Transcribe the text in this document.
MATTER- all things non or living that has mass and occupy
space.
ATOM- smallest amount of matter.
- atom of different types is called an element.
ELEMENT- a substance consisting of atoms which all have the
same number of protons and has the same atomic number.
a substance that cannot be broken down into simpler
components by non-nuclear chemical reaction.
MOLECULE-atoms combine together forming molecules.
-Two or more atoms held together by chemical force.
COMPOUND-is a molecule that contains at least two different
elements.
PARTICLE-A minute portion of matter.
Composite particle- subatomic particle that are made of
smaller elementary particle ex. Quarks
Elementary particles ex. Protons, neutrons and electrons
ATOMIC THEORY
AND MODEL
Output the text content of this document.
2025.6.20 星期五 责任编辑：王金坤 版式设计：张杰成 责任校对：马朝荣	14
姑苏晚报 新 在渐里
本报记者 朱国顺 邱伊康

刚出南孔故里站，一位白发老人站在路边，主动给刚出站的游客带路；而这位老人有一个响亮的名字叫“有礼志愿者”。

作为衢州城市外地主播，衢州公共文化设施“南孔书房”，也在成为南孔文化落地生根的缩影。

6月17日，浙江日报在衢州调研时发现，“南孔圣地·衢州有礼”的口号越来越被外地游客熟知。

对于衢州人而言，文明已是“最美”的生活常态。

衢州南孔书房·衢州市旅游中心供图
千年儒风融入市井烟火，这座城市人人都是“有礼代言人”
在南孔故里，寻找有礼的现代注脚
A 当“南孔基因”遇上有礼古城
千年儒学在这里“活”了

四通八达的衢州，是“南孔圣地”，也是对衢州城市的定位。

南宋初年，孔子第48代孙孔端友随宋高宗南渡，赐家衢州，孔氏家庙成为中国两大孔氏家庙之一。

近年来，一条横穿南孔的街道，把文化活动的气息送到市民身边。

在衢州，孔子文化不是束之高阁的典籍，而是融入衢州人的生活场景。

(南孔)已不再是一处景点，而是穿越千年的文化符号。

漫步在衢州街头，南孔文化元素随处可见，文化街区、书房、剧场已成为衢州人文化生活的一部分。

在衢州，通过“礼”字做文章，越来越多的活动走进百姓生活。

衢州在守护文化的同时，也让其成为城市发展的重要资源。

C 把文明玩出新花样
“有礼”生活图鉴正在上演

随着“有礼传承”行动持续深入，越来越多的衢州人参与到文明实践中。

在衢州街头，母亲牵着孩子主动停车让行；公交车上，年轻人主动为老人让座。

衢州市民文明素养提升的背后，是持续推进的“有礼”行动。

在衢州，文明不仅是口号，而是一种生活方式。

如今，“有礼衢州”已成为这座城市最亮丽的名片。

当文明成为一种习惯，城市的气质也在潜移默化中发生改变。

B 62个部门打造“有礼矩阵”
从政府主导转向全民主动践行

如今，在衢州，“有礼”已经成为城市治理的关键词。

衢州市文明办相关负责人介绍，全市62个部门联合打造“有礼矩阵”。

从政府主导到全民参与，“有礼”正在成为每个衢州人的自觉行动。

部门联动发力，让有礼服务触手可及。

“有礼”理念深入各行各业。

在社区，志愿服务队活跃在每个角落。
:::
• What to do: Sift the material for lines with the string "this". Copy each one found.

• Expected output:
Transcribe the text in this document.
Output the text content of this document.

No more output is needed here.